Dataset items
────────────────

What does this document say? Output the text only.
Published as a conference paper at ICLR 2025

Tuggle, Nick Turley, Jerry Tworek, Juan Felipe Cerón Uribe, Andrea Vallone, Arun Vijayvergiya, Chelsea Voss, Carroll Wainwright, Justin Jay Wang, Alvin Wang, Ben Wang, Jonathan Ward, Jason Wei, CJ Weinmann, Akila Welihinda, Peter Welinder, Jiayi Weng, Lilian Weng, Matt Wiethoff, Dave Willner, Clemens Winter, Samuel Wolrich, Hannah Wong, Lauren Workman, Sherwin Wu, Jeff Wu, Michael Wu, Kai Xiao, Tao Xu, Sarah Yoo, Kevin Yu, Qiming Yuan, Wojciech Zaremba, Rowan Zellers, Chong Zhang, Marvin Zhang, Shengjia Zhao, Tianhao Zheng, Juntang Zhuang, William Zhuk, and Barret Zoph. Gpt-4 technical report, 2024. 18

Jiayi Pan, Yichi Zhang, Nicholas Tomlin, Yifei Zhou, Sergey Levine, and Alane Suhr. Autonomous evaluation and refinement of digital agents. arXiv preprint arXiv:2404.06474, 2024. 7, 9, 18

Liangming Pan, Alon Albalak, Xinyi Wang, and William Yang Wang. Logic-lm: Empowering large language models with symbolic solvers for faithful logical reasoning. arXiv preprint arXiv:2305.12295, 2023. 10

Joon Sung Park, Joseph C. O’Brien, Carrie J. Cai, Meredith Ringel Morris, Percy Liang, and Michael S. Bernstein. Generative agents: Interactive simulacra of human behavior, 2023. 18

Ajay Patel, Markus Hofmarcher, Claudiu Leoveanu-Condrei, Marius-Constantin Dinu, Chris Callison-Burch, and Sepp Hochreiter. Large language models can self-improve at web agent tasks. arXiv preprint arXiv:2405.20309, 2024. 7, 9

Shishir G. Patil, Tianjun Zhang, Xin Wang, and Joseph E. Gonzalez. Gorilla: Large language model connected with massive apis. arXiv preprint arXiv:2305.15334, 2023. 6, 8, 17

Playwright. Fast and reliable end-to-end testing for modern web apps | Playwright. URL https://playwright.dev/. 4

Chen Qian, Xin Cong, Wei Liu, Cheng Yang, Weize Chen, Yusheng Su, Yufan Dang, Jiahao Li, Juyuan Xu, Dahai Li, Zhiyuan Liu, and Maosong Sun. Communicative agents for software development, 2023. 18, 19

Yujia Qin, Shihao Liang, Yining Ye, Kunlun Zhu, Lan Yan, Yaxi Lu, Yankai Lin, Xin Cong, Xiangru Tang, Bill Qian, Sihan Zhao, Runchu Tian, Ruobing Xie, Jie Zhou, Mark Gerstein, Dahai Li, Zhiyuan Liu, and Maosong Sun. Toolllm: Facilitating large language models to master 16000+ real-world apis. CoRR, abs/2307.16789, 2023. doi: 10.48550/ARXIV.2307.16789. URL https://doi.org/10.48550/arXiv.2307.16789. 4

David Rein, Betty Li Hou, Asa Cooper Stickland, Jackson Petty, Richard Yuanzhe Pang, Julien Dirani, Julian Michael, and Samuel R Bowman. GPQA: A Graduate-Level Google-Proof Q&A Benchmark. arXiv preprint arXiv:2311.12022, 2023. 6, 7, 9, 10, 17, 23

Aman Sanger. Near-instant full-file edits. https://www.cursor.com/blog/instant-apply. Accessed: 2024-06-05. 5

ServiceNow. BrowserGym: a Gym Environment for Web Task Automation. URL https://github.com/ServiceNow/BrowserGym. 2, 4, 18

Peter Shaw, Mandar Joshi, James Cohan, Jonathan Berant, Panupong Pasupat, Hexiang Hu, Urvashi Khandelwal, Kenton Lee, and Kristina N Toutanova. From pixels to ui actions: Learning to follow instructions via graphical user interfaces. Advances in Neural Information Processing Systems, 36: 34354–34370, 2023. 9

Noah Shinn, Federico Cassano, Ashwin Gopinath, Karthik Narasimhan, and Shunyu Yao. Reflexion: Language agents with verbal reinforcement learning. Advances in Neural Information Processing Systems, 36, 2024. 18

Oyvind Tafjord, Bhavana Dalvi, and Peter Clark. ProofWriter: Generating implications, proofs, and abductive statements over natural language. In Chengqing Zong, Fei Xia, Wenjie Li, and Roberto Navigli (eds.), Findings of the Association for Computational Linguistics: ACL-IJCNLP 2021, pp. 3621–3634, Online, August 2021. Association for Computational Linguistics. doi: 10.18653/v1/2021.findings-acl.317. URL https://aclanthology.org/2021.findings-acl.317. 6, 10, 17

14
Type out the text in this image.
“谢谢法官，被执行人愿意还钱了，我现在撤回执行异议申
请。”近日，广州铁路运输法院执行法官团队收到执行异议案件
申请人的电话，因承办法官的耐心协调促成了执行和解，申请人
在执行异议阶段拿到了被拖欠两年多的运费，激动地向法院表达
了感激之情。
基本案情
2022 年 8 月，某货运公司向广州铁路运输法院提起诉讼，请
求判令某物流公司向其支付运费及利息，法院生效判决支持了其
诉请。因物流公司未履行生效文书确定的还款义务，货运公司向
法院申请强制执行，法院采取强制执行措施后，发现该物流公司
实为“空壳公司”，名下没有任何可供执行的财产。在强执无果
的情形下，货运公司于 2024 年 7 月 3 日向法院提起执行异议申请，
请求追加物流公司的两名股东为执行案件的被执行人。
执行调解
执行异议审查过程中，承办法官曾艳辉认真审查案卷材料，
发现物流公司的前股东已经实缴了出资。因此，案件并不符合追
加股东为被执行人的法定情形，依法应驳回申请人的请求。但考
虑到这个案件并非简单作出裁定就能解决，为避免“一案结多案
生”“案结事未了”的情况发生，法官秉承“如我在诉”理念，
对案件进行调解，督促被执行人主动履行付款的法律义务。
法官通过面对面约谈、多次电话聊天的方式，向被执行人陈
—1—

────────────────

| What you need to do |
Show the data once more, exactly as it was written.

| Exercise response |
What does this document say? Output the text only.
Published as a conference paper at ICLR 2025

Tuggle, Nick Turley, Jerry Tworek, Juan Felipe Cerón Uribe, Andrea Vallone, Arun Vijayvergiya, Chelsea Voss, Carroll Wainwright, Justin Jay Wang, Alvin Wang, Ben Wang, Jonathan Ward, Jason Wei, CJ Weinmann, Akila Welihinda, Peter Welinder, Jiayi Weng, Lilian Weng, Matt Wiethoff, Dave Willner, Clemens Winter, Samuel Wolrich, Hannah Wong, Lauren Workman, Sherwin Wu, Jeff Wu, Michael Wu, Kai Xiao, Tao Xu, Sarah Yoo, Kevin Yu, Qiming Yuan, Wojciech Zaremba, Rowan Zellers, Chong Zhang, Marvin Zhang, Shengjia Zhao, Tianhao Zheng, Juntang Zhuang, William Zhuk, and Barret Zoph. Gpt-4 technical report, 2024. 18

Jiayi Pan, Yichi Zhang, Nicholas Tomlin, Yifei Zhou, Sergey Levine, and Alane Suhr. Autonomous evaluation and refinement of digital agents. arXiv preprint arXiv:2404.06474, 2024. 7, 9, 18

Liangming Pan, Alon Albalak, Xinyi Wang, and William Yang Wang. Logic-lm: Empowering large language models with symbolic solvers for faithful logical reasoning. arXiv preprint arXiv:2305.12295, 2023. 10

Joon Sung Park, Joseph C. O’Brien, Carrie J. Cai, Meredith Ringel Morris, Percy Liang, and Michael S. Bernstein. Generative agents: Interactive simulacra of human behavior, 2023. 18

Ajay Patel, Markus Hofmarcher, Claudiu Leoveanu-Condrei, Marius-Constantin Dinu, Chris Callison-Burch, and Sepp Hochreiter. Large language models can self-improve at web agent tasks. arXiv preprint arXiv:2405.20309, 2024. 7, 9

Shishir G. Patil, Tianjun Zhang, Xin Wang, and Joseph E. Gonzalez. Gorilla: Large language model connected with massive apis. arXiv preprint arXiv:2305.15334, 2023. 6, 8, 17

Playwright. Fast and reliable end-to-end testing for modern web apps | Playwright. URL https://playwright.dev/. 4

Chen Qian, Xin Cong, Wei Liu, Cheng Yang, Weize Chen, Yusheng Su, Yufan Dang, Jiahao Li, Juyuan Xu, Dahai Li, Zhiyuan Liu, and Maosong Sun. Communicative agents for software development, 2023. 18, 19

Yujia Qin, Shihao Liang, Yining Ye, Kunlun Zhu, Lan Yan, Yaxi Lu, Yankai Lin, Xin Cong, Xiangru Tang, Bill Qian, Sihan Zhao, Runchu Tian, Ruobing Xie, Jie Zhou, Mark Gerstein, Dahai Li, Zhiyuan Liu, and Maosong Sun. Toolllm: Facilitating large language models to master 16000+ real-world apis. CoRR, abs/2307.16789, 2023. doi: 10.48550/ARXIV.2307.16789. URL https://doi.org/10.48550/arXiv.2307.16789. 4

David Rein, Betty Li Hou, Asa Cooper Stickland, Jackson Petty, Richard Yuanzhe Pang, Julien Dirani, Julian Michael, and Samuel R Bowman. GPQA: A Graduate-Level Google-Proof Q&A Benchmark. arXiv preprint arXiv:2311.12022, 2023. 6, 7, 9, 10, 17, 23

Aman Sanger. Near-instant full-file edits. https://www.cursor.com/blog/instant-apply. Accessed: 2024-06-05. 5

ServiceNow. BrowserGym: a Gym Environment for Web Task Automation. URL https://github.com/ServiceNow/BrowserGym. 2, 4, 18

Peter Shaw, Mandar Joshi, James Cohan, Jonathan Berant, Panupong Pasupat, Hexiang Hu, Urvashi Khandelwal, Kenton Lee, and Kristina N Toutanova. From pixels to ui actions: Learning to follow instructions via graphical user interfaces. Advances in Neural Information Processing Systems, 36: 34354–34370, 2023. 9

Noah Shinn, Federico Cassano, Ashwin Gopinath, Karthik Narasimhan, and Shunyu Yao. Reflexion: Language agents with verbal reinforcement learning. Advances in Neural Information Processing Systems, 36, 2024. 18

Oyvind Tafjord, Bhavana Dalvi, and Peter Clark. ProofWriter: Generating implications, proofs, and abductive statements over natural language. In Chengqing Zong, Fei Xia, Wenjie Li, and Roberto Navigli (eds.), Findings of the Association for Computational Linguistics: ACL-IJCNLP 2021, pp. 3621–3634, Online, August 2021. Association for Computational Linguistics. doi: 10.18653/v1/2021.findings-acl.317. URL https://aclanthology.org/2021.findings-acl.317. 6, 10, 17

14
Type out the text in this image.
“谢谢法官，被执行人愿意还钱了，我现在撤回执行异议申
请。”近日，广州铁路运输法院执行法官团队收到执行异议案件
申请人的电话，因承办法官的耐心协调促成了执行和解，申请人
在执行异议阶段拿到了被拖欠两年多的运费，激动地向法院表达
了感激之情。
基本案情
2022 年 8 月，某货运公司向广州铁路运输法院提起诉讼，请
求判令某物流公司向其支付运费及利息，法院生效判决支持了其
诉请。因物流公司未履行生效文书确定的还款义务，货运公司向
法院申请强制执行，法院采取强制执行措施后，发现该物流公司
实为“空壳公司”，名下没有任何可供执行的财产。在强执无果
的情形下，货运公司于 2024 年 7 月 3 日向法院提起执行异议申请，
请求追加物流公司的两名股东为执行案件的被执行人。
执行调解
执行异议审查过程中，承办法官曾艳辉认真审查案卷材料，
发现物流公司的前股东已经实缴了出资。因此，案件并不符合追
加股东为被执行人的法定情形，依法应驳回申请人的请求。但考
虑到这个案件并非简单作出裁定就能解决，为避免“一案结多案
生”“案结事未了”的情况发生，法官秉承“如我在诉”理念，
对案件进行调解，督促被执行人主动履行付款的法律义务。
法官通过面对面约谈、多次电话聊天的方式，向被执行人陈
—1—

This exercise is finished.